| STATED GOAL |
Can you duplicate these rows word for word, leaving out the pictures?

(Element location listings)
---

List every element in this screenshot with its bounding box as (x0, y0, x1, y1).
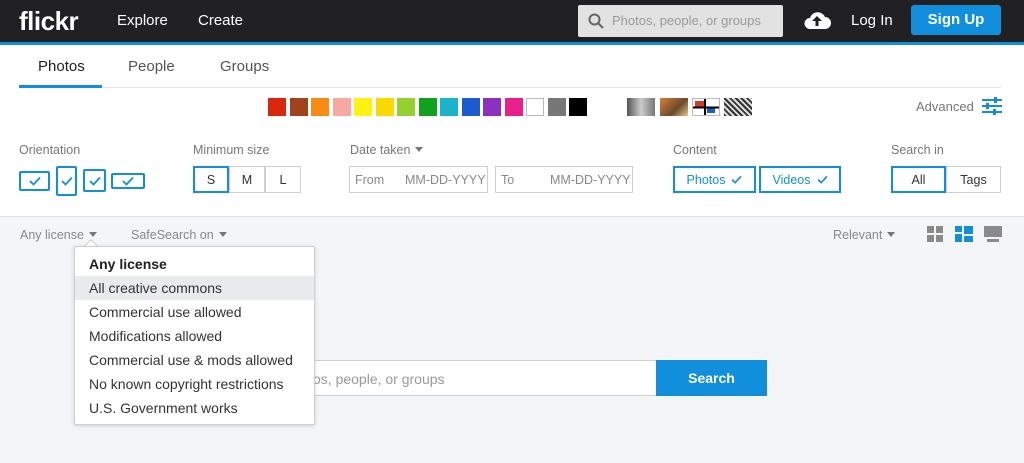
color-swatch[interactable] (268, 98, 286, 116)
view-justified-icon[interactable] (955, 226, 973, 242)
color-swatch[interactable] (289, 98, 308, 116)
check-icon (60, 176, 73, 186)
signup-button[interactable]: Sign Up (911, 5, 1001, 35)
caret-down-icon (88, 232, 97, 237)
min-size-label: Minimum size (193, 143, 270, 157)
date-from-placeholder: MM-DD-YYYY (405, 173, 486, 187)
minimalist-pattern-icon (693, 99, 719, 115)
color-swatch[interactable] (418, 98, 437, 116)
caret-down-icon (415, 147, 424, 152)
orientation-square[interactable] (83, 169, 106, 192)
license-option-no-known-copyright[interactable]: No known copyright restrictions (75, 372, 314, 396)
license-filter-label: Any license (20, 228, 84, 242)
content-photos-toggle[interactable]: Photos (673, 166, 756, 193)
main-search-input[interactable]: os, people, or groups (312, 360, 657, 396)
license-option-all-cc[interactable]: All creative commons (75, 276, 314, 300)
check-icon (816, 175, 828, 184)
upload-cloud-icon[interactable] (803, 9, 831, 31)
date-from-label: From (355, 173, 385, 187)
license-option-any[interactable]: Any license (75, 252, 314, 276)
search-in-tags-button[interactable]: Tags (946, 166, 1001, 193)
date-taken-label[interactable]: Date taken (350, 143, 424, 157)
tab-groups[interactable]: Groups (220, 58, 269, 75)
tabs-divider (19, 87, 1001, 88)
style-black-white[interactable] (627, 98, 655, 116)
sort-label: Relevant (833, 228, 883, 242)
style-shallow-depth[interactable] (660, 98, 688, 116)
main-search-placeholder: os, people, or groups (313, 371, 445, 387)
caret-down-icon (218, 232, 227, 237)
color-swatch[interactable] (483, 98, 501, 116)
date-to-label: To (501, 173, 515, 187)
safesearch-filter[interactable]: SafeSearch on (131, 228, 227, 242)
search-in-label: Search in (891, 143, 944, 157)
nav-create[interactable]: Create (198, 12, 243, 29)
color-swatch[interactable] (569, 98, 587, 116)
date-to-field[interactable]: To MM-DD-YYYY (495, 166, 633, 193)
color-swatch[interactable] (332, 98, 351, 116)
color-swatch[interactable] (504, 98, 523, 116)
license-filter[interactable]: Any license (20, 228, 97, 242)
color-swatch[interactable] (375, 98, 394, 116)
main-search-button[interactable]: Search (656, 360, 767, 396)
license-option-commercial[interactable]: Commercial use allowed (75, 300, 314, 324)
advanced-sliders-icon[interactable] (982, 97, 1002, 115)
flickr-logo[interactable]: flickr (19, 6, 79, 37)
license-option-commercial-mods[interactable]: Commercial use & mods allowed (75, 348, 314, 372)
license-option-us-gov[interactable]: U.S. Government works (75, 396, 314, 420)
view-grid-icon[interactable] (927, 226, 943, 242)
size-small-button[interactable]: S (193, 166, 229, 193)
sort-dropdown[interactable]: Relevant (833, 228, 896, 242)
content-videos-toggle[interactable]: Videos (759, 166, 841, 193)
color-swatch[interactable] (440, 98, 458, 116)
active-tab-indicator (19, 85, 102, 88)
login-link[interactable]: Log In (851, 12, 893, 29)
size-large-button[interactable]: L (265, 166, 301, 193)
orientation-portrait[interactable] (56, 166, 77, 196)
color-swatch[interactable] (311, 98, 329, 116)
style-minimalist[interactable] (692, 98, 720, 116)
license-option-modifications[interactable]: Modifications allowed (75, 324, 314, 348)
color-swatch[interactable] (547, 98, 566, 116)
tab-photos[interactable]: Photos (38, 58, 85, 75)
search-filter-panel: Photos People Groups Advanced Orientatio… (0, 45, 1024, 217)
orientation-panorama[interactable] (111, 173, 145, 189)
color-swatch[interactable] (397, 98, 415, 116)
check-icon (88, 176, 101, 186)
orientation-landscape[interactable] (19, 171, 50, 191)
nav-explore[interactable]: Explore (117, 12, 168, 29)
check-icon (122, 176, 134, 186)
advanced-link[interactable]: Advanced (916, 99, 974, 114)
date-taken-text: Date taken (350, 143, 411, 157)
check-icon (731, 175, 743, 184)
color-swatch[interactable] (526, 98, 544, 116)
caret-down-icon (887, 232, 896, 237)
check-icon (28, 176, 41, 186)
safesearch-label: SafeSearch on (131, 228, 214, 242)
size-medium-button[interactable]: M (229, 166, 265, 193)
style-patterns[interactable] (724, 98, 752, 116)
search-in-all-button[interactable]: All (891, 166, 946, 193)
content-videos-label: Videos (772, 172, 811, 187)
orientation-label: Orientation (19, 143, 81, 157)
content-label: Content (673, 143, 717, 157)
top-nav: flickr Explore Create Photos, people, or… (0, 0, 1024, 42)
color-swatch[interactable] (461, 98, 480, 116)
nav-search-placeholder: Photos, people, or groups (612, 13, 761, 28)
date-from-field[interactable]: From MM-DD-YYYY (349, 166, 488, 193)
content-photos-label: Photos (686, 172, 726, 187)
view-detail-icon[interactable] (984, 226, 1002, 242)
date-to-placeholder: MM-DD-YYYY (550, 173, 631, 187)
color-swatch[interactable] (354, 98, 372, 116)
license-dropdown-menu: Any license All creative commons Commerc… (74, 246, 315, 425)
nav-search-input[interactable]: Photos, people, or groups (578, 5, 783, 37)
tab-people[interactable]: People (128, 58, 175, 75)
search-icon (588, 13, 604, 29)
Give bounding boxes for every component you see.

---

| RESPONSE TO THIS TASK |
List every element in this screenshot with its bounding box as (x0, y0, x1, y1).
color-swatch[interactable] (268, 98, 286, 116)
view-justified-icon[interactable] (955, 226, 973, 242)
color-swatch[interactable] (289, 98, 308, 116)
check-icon (60, 176, 73, 186)
signup-button[interactable]: Sign Up (911, 5, 1001, 35)
caret-down-icon (88, 232, 97, 237)
min-size-label: Minimum size (193, 143, 270, 157)
date-from-placeholder: MM-DD-YYYY (405, 173, 486, 187)
minimalist-pattern-icon (693, 99, 719, 115)
color-swatch[interactable] (418, 98, 437, 116)
caret-down-icon (415, 147, 424, 152)
orientation-square[interactable] (83, 169, 106, 192)
license-option-no-known-copyright[interactable]: No known copyright restrictions (75, 372, 314, 396)
license-filter-label: Any license (20, 228, 84, 242)
content-photos-toggle[interactable]: Photos (673, 166, 756, 193)
main-search-input[interactable]: os, people, or groups (312, 360, 657, 396)
license-option-all-cc[interactable]: All creative commons (75, 276, 314, 300)
check-icon (816, 175, 828, 184)
upload-cloud-icon[interactable] (803, 9, 831, 31)
date-from-label: From (355, 173, 385, 187)
license-option-any[interactable]: Any license (75, 252, 314, 276)
search-in-tags-button[interactable]: Tags (946, 166, 1001, 193)
date-taken-label[interactable]: Date taken (350, 143, 424, 157)
tab-groups[interactable]: Groups (220, 58, 269, 75)
tabs-divider (19, 87, 1001, 88)
style-black-white[interactable] (627, 98, 655, 116)
sort-label: Relevant (833, 228, 883, 242)
style-shallow-depth[interactable] (660, 98, 688, 116)
main-search-placeholder: os, people, or groups (313, 371, 445, 387)
caret-down-icon (218, 232, 227, 237)
color-swatch[interactable] (483, 98, 501, 116)
date-to-label: To (501, 173, 515, 187)
safesearch-filter[interactable]: SafeSearch on (131, 228, 227, 242)
search-in-label: Search in (891, 143, 944, 157)
nav-create[interactable]: Create (198, 12, 243, 29)
color-swatch[interactable] (569, 98, 587, 116)
date-to-field[interactable]: To MM-DD-YYYY (495, 166, 633, 193)
color-swatch[interactable] (332, 98, 351, 116)
color-swatch[interactable] (504, 98, 523, 116)
license-filter[interactable]: Any license (20, 228, 97, 242)
color-swatch[interactable] (375, 98, 394, 116)
main-search-button[interactable]: Search (656, 360, 767, 396)
license-option-commercial[interactable]: Commercial use allowed (75, 300, 314, 324)
advanced-sliders-icon[interactable] (982, 97, 1002, 115)
flickr-logo[interactable]: flickr (19, 6, 79, 37)
license-option-commercial-mods[interactable]: Commercial use & mods allowed (75, 348, 314, 372)
license-option-us-gov[interactable]: U.S. Government works (75, 396, 314, 420)
view-grid-icon[interactable] (927, 226, 943, 242)
size-small-button[interactable]: S (193, 166, 229, 193)
sort-dropdown[interactable]: Relevant (833, 228, 896, 242)
content-videos-toggle[interactable]: Videos (759, 166, 841, 193)
color-swatch[interactable] (440, 98, 458, 116)
active-tab-indicator (19, 85, 102, 88)
login-link[interactable]: Log In (851, 12, 893, 29)
size-large-button[interactable]: L (265, 166, 301, 193)
orientation-portrait[interactable] (56, 166, 77, 196)
color-swatch[interactable] (311, 98, 329, 116)
style-minimalist[interactable] (692, 98, 720, 116)
license-option-modifications[interactable]: Modifications allowed (75, 324, 314, 348)
color-swatch[interactable] (547, 98, 566, 116)
tab-photos[interactable]: Photos (38, 58, 85, 75)
search-filter-panel: Photos People Groups Advanced Orientatio… (0, 45, 1024, 217)
orientation-panorama[interactable] (111, 173, 145, 189)
color-swatch[interactable] (397, 98, 415, 116)
check-icon (88, 176, 101, 186)
orientation-landscape[interactable] (19, 171, 50, 191)
nav-explore[interactable]: Explore (117, 12, 168, 29)
check-icon (122, 176, 134, 186)
advanced-link[interactable]: Advanced (916, 99, 974, 114)
date-taken-text: Date taken (350, 143, 411, 157)
check-icon (731, 175, 743, 184)
color-swatch[interactable] (526, 98, 544, 116)
caret-down-icon (887, 232, 896, 237)
check-icon (28, 176, 41, 186)
safesearch-label: SafeSearch on (131, 228, 214, 242)
size-medium-button[interactable]: M (229, 166, 265, 193)
style-patterns[interactable] (724, 98, 752, 116)
search-in-all-button[interactable]: All (891, 166, 946, 193)
content-videos-label: Videos (772, 172, 811, 187)
orientation-label: Orientation (19, 143, 81, 157)
content-label: Content (673, 143, 717, 157)
top-nav: flickr Explore Create Photos, people, or… (0, 0, 1024, 42)
color-swatch[interactable] (461, 98, 480, 116)
nav-search-placeholder: Photos, people, or groups (612, 13, 761, 28)
date-from-field[interactable]: From MM-DD-YYYY (349, 166, 488, 193)
content-photos-label: Photos (686, 172, 726, 187)
view-detail-icon[interactable] (984, 226, 1002, 242)
date-to-placeholder: MM-DD-YYYY (550, 173, 631, 187)
color-swatch[interactable] (354, 98, 372, 116)
license-dropdown-menu: Any license All creative commons Commerc… (74, 246, 315, 425)
nav-search-input[interactable]: Photos, people, or groups (578, 5, 783, 37)
tab-people[interactable]: People (128, 58, 175, 75)
search-icon (588, 13, 604, 29)
Give bounding boxes for every component you see.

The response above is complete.